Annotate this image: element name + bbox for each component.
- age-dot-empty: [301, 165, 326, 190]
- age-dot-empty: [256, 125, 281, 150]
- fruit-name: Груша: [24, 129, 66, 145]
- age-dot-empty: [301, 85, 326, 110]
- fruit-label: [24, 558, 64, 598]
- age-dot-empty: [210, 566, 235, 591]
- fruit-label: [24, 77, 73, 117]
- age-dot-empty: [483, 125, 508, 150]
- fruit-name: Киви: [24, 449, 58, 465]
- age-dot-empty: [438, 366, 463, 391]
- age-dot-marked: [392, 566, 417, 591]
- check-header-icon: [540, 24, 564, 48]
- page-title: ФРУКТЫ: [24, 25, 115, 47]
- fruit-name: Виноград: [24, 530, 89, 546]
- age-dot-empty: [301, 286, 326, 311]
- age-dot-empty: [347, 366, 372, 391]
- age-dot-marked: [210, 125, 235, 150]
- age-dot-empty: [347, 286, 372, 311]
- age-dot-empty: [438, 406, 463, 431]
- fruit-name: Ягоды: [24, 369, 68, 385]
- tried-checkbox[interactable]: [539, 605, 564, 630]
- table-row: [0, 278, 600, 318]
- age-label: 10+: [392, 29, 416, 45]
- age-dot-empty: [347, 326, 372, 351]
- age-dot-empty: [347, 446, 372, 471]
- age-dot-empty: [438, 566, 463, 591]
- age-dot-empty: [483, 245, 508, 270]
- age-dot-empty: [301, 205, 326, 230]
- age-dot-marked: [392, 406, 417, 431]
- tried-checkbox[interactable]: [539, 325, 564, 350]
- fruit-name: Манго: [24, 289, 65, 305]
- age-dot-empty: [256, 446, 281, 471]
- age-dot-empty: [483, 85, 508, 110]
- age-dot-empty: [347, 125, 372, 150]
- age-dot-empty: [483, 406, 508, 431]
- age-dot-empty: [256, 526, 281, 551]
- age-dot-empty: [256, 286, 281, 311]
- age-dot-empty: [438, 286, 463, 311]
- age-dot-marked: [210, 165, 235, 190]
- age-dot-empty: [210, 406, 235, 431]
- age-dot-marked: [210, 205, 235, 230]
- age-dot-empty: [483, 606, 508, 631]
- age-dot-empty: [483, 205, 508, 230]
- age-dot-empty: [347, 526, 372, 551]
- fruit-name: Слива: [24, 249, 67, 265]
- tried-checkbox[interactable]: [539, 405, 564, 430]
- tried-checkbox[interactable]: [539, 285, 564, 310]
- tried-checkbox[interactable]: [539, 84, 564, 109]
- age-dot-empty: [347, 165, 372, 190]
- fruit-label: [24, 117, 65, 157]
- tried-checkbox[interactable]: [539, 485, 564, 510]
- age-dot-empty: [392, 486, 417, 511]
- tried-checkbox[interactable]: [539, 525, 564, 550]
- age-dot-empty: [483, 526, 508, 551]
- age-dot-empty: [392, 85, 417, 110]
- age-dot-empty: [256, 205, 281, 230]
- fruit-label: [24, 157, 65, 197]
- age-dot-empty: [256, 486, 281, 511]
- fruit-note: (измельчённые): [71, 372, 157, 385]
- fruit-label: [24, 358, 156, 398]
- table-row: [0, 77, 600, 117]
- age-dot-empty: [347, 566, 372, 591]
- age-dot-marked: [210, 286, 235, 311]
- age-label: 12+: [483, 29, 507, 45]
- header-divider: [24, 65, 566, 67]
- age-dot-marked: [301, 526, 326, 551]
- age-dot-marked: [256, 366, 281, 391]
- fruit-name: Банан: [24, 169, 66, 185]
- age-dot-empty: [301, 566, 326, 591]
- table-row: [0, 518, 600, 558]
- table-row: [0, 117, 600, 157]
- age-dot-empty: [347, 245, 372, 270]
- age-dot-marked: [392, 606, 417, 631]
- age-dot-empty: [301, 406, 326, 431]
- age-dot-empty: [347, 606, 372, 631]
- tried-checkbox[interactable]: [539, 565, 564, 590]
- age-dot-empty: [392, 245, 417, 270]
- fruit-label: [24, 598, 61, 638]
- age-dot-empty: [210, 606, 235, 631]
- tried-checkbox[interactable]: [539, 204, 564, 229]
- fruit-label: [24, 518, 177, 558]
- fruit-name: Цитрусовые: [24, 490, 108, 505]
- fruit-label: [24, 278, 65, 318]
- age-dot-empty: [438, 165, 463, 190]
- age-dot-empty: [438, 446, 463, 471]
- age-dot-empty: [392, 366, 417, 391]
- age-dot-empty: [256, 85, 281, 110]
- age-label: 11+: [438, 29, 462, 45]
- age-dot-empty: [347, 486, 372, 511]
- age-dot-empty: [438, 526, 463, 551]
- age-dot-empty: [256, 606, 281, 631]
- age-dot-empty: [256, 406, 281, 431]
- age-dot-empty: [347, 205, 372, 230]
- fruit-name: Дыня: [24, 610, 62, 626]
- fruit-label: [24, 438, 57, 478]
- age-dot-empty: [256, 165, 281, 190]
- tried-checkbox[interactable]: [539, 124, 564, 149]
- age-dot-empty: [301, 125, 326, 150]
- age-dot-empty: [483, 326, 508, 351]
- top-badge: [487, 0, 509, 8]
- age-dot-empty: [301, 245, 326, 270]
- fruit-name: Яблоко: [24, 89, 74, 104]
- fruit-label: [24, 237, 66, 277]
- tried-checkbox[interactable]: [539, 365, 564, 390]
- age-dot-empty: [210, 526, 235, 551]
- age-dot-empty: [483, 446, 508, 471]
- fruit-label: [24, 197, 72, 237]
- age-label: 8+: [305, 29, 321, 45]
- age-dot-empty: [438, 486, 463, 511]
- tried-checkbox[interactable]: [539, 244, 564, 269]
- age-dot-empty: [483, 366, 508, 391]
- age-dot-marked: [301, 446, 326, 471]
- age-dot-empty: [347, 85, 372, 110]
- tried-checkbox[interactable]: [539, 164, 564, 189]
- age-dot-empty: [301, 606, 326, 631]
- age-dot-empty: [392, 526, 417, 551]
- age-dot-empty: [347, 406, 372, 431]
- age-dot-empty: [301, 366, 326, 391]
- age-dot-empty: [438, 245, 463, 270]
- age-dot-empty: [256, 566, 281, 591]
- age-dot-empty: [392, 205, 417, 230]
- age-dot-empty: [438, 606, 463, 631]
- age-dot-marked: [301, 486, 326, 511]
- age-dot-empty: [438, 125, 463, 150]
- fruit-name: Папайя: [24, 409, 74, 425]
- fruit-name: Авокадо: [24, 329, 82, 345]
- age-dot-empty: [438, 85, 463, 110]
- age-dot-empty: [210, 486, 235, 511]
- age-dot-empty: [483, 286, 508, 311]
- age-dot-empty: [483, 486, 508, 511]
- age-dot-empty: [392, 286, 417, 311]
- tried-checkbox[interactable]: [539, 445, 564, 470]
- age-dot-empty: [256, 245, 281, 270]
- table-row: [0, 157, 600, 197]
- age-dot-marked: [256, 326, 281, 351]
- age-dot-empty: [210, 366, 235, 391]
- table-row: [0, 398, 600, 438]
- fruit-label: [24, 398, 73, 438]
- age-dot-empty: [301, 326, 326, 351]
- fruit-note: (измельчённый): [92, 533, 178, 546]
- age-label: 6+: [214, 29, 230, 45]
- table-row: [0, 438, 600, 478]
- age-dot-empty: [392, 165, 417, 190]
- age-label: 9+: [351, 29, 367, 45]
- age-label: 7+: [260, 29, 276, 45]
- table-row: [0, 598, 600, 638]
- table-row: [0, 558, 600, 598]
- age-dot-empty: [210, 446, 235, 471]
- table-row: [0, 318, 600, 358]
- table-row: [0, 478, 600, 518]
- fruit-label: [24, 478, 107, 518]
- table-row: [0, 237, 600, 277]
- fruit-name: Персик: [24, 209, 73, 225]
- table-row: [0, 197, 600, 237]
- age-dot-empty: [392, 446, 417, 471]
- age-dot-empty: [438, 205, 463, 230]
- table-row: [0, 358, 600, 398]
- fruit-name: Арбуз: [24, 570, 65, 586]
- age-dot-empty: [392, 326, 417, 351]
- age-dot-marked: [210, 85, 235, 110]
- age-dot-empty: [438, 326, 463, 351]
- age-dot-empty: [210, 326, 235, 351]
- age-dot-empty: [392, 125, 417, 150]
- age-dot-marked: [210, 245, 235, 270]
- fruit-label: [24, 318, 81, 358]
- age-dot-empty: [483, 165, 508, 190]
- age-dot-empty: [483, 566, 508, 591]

──────────────────────────────

Task requirements: Render everything from the start of the records down to and including the line that contains "- age-dot-empty: [438, 566, 463, 591]" as a JSON list of strings, one string per line, leaving out blank lines.

Result:
[
  "Annotate this image: element name + bbox for each component.",
  "- age-dot-empty: [301, 165, 326, 190]",
  "- age-dot-empty: [256, 125, 281, 150]",
  "- fruit-name: Груша: [24, 129, 66, 145]",
  "- age-dot-empty: [301, 85, 326, 110]",
  "- fruit-label: [24, 558, 64, 598]",
  "- age-dot-empty: [210, 566, 235, 591]",
  "- fruit-label: [24, 77, 73, 117]",
  "- age-dot-empty: [483, 125, 508, 150]",
  "- fruit-name: Киви: [24, 449, 58, 465]",
  "- age-dot-empty: [438, 366, 463, 391]",
  "- age-dot-marked: [392, 566, 417, 591]",
  "- check-header-icon: [540, 24, 564, 48]",
  "- page-title: ФРУКТЫ: [24, 25, 115, 47]",
  "- fruit-name: Виноград: [24, 530, 89, 546]",
  "- age-dot-empty: [301, 286, 326, 311]",
  "- age-dot-empty: [347, 366, 372, 391]",
  "- age-dot-marked: [210, 125, 235, 150]",
  "- age-dot-empty: [347, 286, 372, 311]",
  "- age-dot-empty: [438, 406, 463, 431]",
  "- fruit-name: Ягоды: [24, 369, 68, 385]",
  "- tried-checkbox[interactable]: [539, 605, 564, 630]",
  "- table-row: [0, 278, 600, 318]",
  "- age-label: 10+: [392, 29, 416, 45]",
  "- age-dot-empty: [347, 326, 372, 351]",
  "- age-dot-empty: [347, 446, 372, 471]",
  "- age-dot-empty: [438, 566, 463, 591]"
]